■ PROBLEM DETAILS ■
All of the data below should be written out exactly.

Rows from a dataset

- - - - - - -

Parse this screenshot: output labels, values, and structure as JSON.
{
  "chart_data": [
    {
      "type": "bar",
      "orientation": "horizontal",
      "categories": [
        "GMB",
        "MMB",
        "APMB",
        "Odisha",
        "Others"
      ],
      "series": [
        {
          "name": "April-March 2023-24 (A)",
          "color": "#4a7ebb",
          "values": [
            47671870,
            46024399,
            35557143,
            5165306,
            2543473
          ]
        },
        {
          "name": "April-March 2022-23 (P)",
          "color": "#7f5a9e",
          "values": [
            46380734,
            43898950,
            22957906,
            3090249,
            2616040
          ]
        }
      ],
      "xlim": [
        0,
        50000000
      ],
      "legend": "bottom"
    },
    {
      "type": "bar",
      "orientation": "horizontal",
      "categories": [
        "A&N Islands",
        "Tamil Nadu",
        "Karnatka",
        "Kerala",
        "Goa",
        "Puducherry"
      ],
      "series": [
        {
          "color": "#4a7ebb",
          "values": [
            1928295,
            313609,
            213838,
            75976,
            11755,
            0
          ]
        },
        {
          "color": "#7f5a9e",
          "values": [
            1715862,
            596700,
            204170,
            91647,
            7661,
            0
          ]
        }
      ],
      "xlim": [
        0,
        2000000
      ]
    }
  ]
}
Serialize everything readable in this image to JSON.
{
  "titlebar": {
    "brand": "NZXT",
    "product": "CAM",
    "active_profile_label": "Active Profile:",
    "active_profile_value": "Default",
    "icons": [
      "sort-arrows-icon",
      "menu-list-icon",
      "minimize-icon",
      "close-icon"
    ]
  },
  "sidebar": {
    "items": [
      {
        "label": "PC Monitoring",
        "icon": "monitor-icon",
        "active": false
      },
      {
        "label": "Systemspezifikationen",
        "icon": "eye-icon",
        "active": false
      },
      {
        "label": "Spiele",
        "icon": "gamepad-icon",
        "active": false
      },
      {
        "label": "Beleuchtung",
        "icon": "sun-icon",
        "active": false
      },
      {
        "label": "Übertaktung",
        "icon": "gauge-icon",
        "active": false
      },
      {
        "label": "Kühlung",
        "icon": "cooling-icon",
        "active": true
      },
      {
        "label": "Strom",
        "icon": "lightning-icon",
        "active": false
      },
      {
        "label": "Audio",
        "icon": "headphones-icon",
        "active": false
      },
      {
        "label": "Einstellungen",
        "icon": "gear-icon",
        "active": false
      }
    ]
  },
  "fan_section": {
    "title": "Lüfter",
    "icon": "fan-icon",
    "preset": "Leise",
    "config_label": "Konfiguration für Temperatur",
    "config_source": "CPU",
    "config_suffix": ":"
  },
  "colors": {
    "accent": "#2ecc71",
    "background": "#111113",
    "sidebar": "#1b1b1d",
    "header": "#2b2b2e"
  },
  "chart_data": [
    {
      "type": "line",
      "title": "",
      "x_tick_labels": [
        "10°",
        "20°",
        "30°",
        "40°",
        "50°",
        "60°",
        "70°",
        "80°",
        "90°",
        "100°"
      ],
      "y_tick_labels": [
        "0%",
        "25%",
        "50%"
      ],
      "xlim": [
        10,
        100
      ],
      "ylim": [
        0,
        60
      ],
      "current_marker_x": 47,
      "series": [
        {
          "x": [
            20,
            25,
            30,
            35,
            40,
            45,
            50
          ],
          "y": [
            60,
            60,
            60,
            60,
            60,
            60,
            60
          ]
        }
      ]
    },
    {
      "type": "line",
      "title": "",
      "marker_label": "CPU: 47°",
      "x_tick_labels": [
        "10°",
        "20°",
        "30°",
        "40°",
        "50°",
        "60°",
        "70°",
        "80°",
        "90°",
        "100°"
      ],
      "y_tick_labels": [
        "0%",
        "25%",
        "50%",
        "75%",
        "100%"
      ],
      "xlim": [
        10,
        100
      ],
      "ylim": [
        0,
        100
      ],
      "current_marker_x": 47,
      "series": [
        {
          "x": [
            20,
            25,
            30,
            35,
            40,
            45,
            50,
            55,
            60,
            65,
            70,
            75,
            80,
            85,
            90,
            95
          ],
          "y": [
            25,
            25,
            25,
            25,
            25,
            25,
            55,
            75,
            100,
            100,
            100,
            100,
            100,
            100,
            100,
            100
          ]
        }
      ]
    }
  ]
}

- - - - - - -

■ TASK RESPONSE ■
Parse this screenshot: output labels, values, and structure as JSON.
{
  "chart_data": [
    {
      "type": "bar",
      "orientation": "horizontal",
      "categories": [
        "GMB",
        "MMB",
        "APMB",
        "Odisha",
        "Others"
      ],
      "series": [
        {
          "name": "April-March 2023-24 (A)",
          "color": "#4a7ebb",
          "values": [
            47671870,
            46024399,
            35557143,
            5165306,
            2543473
          ]
        },
        {
          "name": "April-March 2022-23 (P)",
          "color": "#7f5a9e",
          "values": [
            46380734,
            43898950,
            22957906,
            3090249,
            2616040
          ]
        }
      ],
      "xlim": [
        0,
        50000000
      ],
      "legend": "bottom"
    },
    {
      "type": "bar",
      "orientation": "horizontal",
      "categories": [
        "A&N Islands",
        "Tamil Nadu",
        "Karnatka",
        "Kerala",
        "Goa",
        "Puducherry"
      ],
      "series": [
        {
          "color": "#4a7ebb",
          "values": [
            1928295,
            313609,
            213838,
            75976,
            11755,
            0
          ]
        },
        {
          "color": "#7f5a9e",
          "values": [
            1715862,
            596700,
            204170,
            91647,
            7661,
            0
          ]
        }
      ],
      "xlim": [
        0,
        2000000
      ]
    }
  ]
}
Serialize everything readable in this image to JSON.
{
  "titlebar": {
    "brand": "NZXT",
    "product": "CAM",
    "active_profile_label": "Active Profile:",
    "active_profile_value": "Default",
    "icons": [
      "sort-arrows-icon",
      "menu-list-icon",
      "minimize-icon",
      "close-icon"
    ]
  },
  "sidebar": {
    "items": [
      {
        "label": "PC Monitoring",
        "icon": "monitor-icon",
        "active": false
      },
      {
        "label": "Systemspezifikationen",
        "icon": "eye-icon",
        "active": false
      },
      {
        "label": "Spiele",
        "icon": "gamepad-icon",
        "active": false
      },
      {
        "label": "Beleuchtung",
        "icon": "sun-icon",
        "active": false
      },
      {
        "label": "Übertaktung",
        "icon": "gauge-icon",
        "active": false
      },
      {
        "label": "Kühlung",
        "icon": "cooling-icon",
        "active": true
      },
      {
        "label": "Strom",
        "icon": "lightning-icon",
        "active": false
      },
      {
        "label": "Audio",
        "icon": "headphones-icon",
        "active": false
      },
      {
        "label": "Einstellungen",
        "icon": "gear-icon",
        "active": false
      }
    ]
  },
  "fan_section": {
    "title": "Lüfter",
    "icon": "fan-icon",
    "preset": "Leise",
    "config_label": "Konfiguration für Temperatur",
    "config_source": "CPU",
    "config_suffix": ":"
  },
  "colors": {
    "accent": "#2ecc71",
    "background": "#111113",
    "sidebar": "#1b1b1d",
    "header": "#2b2b2e"
  },
  "chart_data": [
    {
      "type": "line",
      "title": "",
      "x_tick_labels": [
        "10°",
        "20°",
        "30°",
        "40°",
        "50°",
        "60°",
        "70°",
        "80°",
        "90°",
        "100°"
      ],
      "y_tick_labels": [
        "0%",
        "25%",
        "50%"
      ],
      "xlim": [
        10,
        100
      ],
      "ylim": [
        0,
        60
      ],
      "current_marker_x": 47,
      "series": [
        {
          "x": [
            20,
            25,
            30,
            35,
            40,
            45,
            50
          ],
          "y": [
            60,
            60,
            60,
            60,
            60,
            60,
            60
          ]
        }
      ]
    },
    {
      "type": "line",
      "title": "",
      "marker_label": "CPU: 47°",
      "x_tick_labels": [
        "10°",
        "20°",
        "30°",
        "40°",
        "50°",
        "60°",
        "70°",
        "80°",
        "90°",
        "100°"
      ],
      "y_tick_labels": [
        "0%",
        "25%",
        "50%",
        "75%",
        "100%"
      ],
      "xlim": [
        10,
        100
      ],
      "ylim": [
        0,
        100
      ],
      "current_marker_x": 47,
      "series": [
        {
          "x": [
            20,
            25,
            30,
            35,
            40,
            45,
            50,
            55,
            60,
            65,
            70,
            75,
            80,
            85,
            90,
            95
          ],
          "y": [
            25,
            25,
            25,
            25,
            25,
            25,
            55,
            75,
            100,
            100,
            100,
            100,
            100,
            100,
            100,
            100
          ]
        }
      ]
    }
  ]
}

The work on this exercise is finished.